- Prompt -
Using the listing below, report all lines holding the word "JSON".

::: Data excerpts

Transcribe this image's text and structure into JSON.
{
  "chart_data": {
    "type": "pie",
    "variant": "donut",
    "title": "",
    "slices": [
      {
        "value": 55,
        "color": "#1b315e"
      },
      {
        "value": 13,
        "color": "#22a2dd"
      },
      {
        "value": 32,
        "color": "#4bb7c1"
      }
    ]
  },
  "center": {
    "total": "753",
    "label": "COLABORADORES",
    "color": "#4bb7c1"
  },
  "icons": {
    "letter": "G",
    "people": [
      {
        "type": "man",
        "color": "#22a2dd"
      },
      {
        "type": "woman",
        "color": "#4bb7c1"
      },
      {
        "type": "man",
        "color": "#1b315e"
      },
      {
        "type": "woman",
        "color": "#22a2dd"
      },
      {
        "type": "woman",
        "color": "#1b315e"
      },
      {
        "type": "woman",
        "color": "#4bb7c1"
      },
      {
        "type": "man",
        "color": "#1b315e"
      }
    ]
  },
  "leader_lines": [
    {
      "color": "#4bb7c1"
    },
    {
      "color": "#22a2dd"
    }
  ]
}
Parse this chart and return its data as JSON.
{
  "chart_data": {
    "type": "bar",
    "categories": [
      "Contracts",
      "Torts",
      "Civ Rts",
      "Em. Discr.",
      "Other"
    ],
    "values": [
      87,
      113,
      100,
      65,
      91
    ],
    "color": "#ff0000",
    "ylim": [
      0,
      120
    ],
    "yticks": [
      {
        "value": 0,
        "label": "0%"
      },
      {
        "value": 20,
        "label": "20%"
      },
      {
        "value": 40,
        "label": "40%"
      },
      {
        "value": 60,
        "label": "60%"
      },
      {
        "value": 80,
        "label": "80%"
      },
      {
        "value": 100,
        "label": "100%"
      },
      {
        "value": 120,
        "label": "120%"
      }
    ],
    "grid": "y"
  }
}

::::::

- Complete response -
Transcribe this image's text and structure into JSON.
Parse this chart and return its data as JSON.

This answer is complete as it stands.